___ SUPPLIED ENTRIES
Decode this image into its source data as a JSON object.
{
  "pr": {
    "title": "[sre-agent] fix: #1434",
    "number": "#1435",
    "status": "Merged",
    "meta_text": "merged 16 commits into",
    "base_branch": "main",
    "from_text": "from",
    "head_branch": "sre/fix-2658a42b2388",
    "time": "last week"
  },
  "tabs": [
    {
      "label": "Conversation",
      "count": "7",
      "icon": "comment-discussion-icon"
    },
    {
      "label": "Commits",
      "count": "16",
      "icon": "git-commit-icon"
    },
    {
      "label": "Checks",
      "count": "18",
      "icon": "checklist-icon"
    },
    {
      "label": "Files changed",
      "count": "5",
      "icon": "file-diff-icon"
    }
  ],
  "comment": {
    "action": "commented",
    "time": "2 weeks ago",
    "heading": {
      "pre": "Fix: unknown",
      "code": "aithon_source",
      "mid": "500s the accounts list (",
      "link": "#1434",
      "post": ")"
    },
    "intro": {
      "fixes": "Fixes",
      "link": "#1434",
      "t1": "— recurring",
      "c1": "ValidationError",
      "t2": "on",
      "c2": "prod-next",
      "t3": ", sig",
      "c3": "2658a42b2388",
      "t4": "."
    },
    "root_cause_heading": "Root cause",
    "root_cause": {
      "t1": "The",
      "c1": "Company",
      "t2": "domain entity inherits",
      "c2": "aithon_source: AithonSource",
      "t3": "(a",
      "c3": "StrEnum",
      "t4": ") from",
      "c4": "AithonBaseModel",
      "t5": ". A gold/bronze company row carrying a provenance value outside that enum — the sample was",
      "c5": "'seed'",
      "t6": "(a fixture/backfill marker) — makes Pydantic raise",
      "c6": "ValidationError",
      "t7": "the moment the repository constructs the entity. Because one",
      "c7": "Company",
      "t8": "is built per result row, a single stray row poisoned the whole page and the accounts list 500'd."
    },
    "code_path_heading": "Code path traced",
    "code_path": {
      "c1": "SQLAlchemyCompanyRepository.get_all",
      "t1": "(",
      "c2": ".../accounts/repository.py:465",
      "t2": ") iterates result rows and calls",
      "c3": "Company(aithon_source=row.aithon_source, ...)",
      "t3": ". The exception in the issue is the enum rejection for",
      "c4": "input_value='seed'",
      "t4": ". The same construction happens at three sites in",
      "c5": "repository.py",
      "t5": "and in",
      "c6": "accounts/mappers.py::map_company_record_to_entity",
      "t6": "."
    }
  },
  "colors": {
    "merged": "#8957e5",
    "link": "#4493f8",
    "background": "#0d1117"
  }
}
______
■ DIRECTIONS FOR THIS TASK ■
From the entries above, return each line with the word "label" in it.

■ RESPONSE TO THE TASK ■
      "label": "Conversation",
      "label": "Commits",
      "label": "Checks",
      "label": "Files changed",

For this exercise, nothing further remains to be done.